Extracted data entries:
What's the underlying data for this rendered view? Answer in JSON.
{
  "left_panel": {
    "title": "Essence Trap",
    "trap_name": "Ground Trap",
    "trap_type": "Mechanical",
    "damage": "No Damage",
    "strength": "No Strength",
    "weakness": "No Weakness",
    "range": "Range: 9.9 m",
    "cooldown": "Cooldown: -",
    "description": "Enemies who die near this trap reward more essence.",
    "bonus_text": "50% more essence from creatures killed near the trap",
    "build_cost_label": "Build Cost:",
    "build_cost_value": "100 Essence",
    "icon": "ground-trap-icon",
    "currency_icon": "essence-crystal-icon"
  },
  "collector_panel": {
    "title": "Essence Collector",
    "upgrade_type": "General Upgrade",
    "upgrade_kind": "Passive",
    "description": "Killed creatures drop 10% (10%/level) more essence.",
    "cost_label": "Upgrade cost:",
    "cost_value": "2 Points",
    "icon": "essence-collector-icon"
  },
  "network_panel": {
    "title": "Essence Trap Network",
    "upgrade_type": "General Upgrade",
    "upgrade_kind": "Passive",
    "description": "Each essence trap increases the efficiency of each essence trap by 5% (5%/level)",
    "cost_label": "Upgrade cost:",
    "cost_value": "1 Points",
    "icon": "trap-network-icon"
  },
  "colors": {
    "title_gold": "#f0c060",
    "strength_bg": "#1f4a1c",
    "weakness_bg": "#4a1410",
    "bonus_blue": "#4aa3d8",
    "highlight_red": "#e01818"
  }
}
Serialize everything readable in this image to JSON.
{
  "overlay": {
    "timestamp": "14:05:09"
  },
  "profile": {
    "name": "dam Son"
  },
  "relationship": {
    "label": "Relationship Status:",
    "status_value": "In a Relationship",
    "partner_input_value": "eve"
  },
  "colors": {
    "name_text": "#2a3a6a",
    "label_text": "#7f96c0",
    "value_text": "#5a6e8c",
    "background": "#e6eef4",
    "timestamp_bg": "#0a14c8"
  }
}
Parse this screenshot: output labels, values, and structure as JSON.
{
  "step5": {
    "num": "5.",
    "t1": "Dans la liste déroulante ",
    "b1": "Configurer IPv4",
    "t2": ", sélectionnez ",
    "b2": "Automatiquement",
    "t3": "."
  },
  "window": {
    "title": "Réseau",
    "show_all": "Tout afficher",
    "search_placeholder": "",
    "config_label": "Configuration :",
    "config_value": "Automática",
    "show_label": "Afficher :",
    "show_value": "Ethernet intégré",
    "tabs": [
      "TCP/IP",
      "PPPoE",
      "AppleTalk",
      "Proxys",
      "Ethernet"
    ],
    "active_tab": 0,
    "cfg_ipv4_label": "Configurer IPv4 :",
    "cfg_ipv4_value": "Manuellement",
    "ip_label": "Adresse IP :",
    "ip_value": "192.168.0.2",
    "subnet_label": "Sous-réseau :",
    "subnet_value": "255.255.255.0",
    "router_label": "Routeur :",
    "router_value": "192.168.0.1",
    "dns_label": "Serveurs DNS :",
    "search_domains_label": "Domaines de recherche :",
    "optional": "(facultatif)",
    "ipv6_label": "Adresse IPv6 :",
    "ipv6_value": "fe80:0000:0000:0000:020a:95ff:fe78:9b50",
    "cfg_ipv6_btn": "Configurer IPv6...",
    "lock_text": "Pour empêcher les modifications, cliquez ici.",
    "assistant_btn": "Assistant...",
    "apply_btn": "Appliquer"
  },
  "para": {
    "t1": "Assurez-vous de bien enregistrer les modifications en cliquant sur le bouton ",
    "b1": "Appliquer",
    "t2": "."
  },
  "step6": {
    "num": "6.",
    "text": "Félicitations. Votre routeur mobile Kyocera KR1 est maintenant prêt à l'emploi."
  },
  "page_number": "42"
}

Task objective
Extract the data exactly as given.

Final answer
What's the underlying data for this rendered view? Answer in JSON.
{
  "left_panel": {
    "title": "Essence Trap",
    "trap_name": "Ground Trap",
    "trap_type": "Mechanical",
    "damage": "No Damage",
    "strength": "No Strength",
    "weakness": "No Weakness",
    "range": "Range: 9.9 m",
    "cooldown": "Cooldown: -",
    "description": "Enemies who die near this trap reward more essence.",
    "bonus_text": "50% more essence from creatures killed near the trap",
    "build_cost_label": "Build Cost:",
    "build_cost_value": "100 Essence",
    "icon": "ground-trap-icon",
    "currency_icon": "essence-crystal-icon"
  },
  "collector_panel": {
    "title": "Essence Collector",
    "upgrade_type": "General Upgrade",
    "upgrade_kind": "Passive",
    "description": "Killed creatures drop 10% (10%/level) more essence.",
    "cost_label": "Upgrade cost:",
    "cost_value": "2 Points",
    "icon": "essence-collector-icon"
  },
  "network_panel": {
    "title": "Essence Trap Network",
    "upgrade_type": "General Upgrade",
    "upgrade_kind": "Passive",
    "description": "Each essence trap increases the efficiency of each essence trap by 5% (5%/level)",
    "cost_label": "Upgrade cost:",
    "cost_value": "1 Points",
    "icon": "trap-network-icon"
  },
  "colors": {
    "title_gold": "#f0c060",
    "strength_bg": "#1f4a1c",
    "weakness_bg": "#4a1410",
    "bonus_blue": "#4aa3d8",
    "highlight_red": "#e01818"
  }
}
Serialize everything readable in this image to JSON.
{
  "overlay": {
    "timestamp": "14:05:09"
  },
  "profile": {
    "name": "dam Son"
  },
  "relationship": {
    "label": "Relationship Status:",
    "status_value": "In a Relationship",
    "partner_input_value": "eve"
  },
  "colors": {
    "name_text": "#2a3a6a",
    "label_text": "#7f96c0",
    "value_text": "#5a6e8c",
    "background": "#e6eef4",
    "timestamp_bg": "#0a14c8"
  }
}
Parse this screenshot: output labels, values, and structure as JSON.
{
  "step5": {
    "num": "5.",
    "t1": "Dans la liste déroulante ",
    "b1": "Configurer IPv4",
    "t2": ", sélectionnez ",
    "b2": "Automatiquement",
    "t3": "."
  },
  "window": {
    "title": "Réseau",
    "show_all": "Tout afficher",
    "search_placeholder": "",
    "config_label": "Configuration :",
    "config_value": "Automática",
    "show_label": "Afficher :",
    "show_value": "Ethernet intégré",
    "tabs": [
      "TCP/IP",
      "PPPoE",
      "AppleTalk",
      "Proxys",
      "Ethernet"
    ],
    "active_tab": 0,
    "cfg_ipv4_label": "Configurer IPv4 :",
    "cfg_ipv4_value": "Manuellement",
    "ip_label": "Adresse IP :",
    "ip_value": "192.168.0.2",
    "subnet_label": "Sous-réseau :",
    "subnet_value": "255.255.255.0",
    "router_label": "Routeur :",
    "router_value": "192.168.0.1",
    "dns_label": "Serveurs DNS :",
    "search_domains_label": "Domaines de recherche :",
    "optional": "(facultatif)",
    "ipv6_label": "Adresse IPv6 :",
    "ipv6_value": "fe80:0000:0000:0000:020a:95ff:fe78:9b50",
    "cfg_ipv6_btn": "Configurer IPv6...",
    "lock_text": "Pour empêcher les modifications, cliquez ici.",
    "assistant_btn": "Assistant...",
    "apply_btn": "Appliquer"
  },
  "para": {
    "t1": "Assurez-vous de bien enregistrer les modifications en cliquant sur le bouton ",
    "b1": "Appliquer",
    "t2": "."
  },
  "step6": {
    "num": "6.",
    "text": "Félicitations. Votre routeur mobile Kyocera KR1 est maintenant prêt à l'emploi."
  },
  "page_number": "42"
}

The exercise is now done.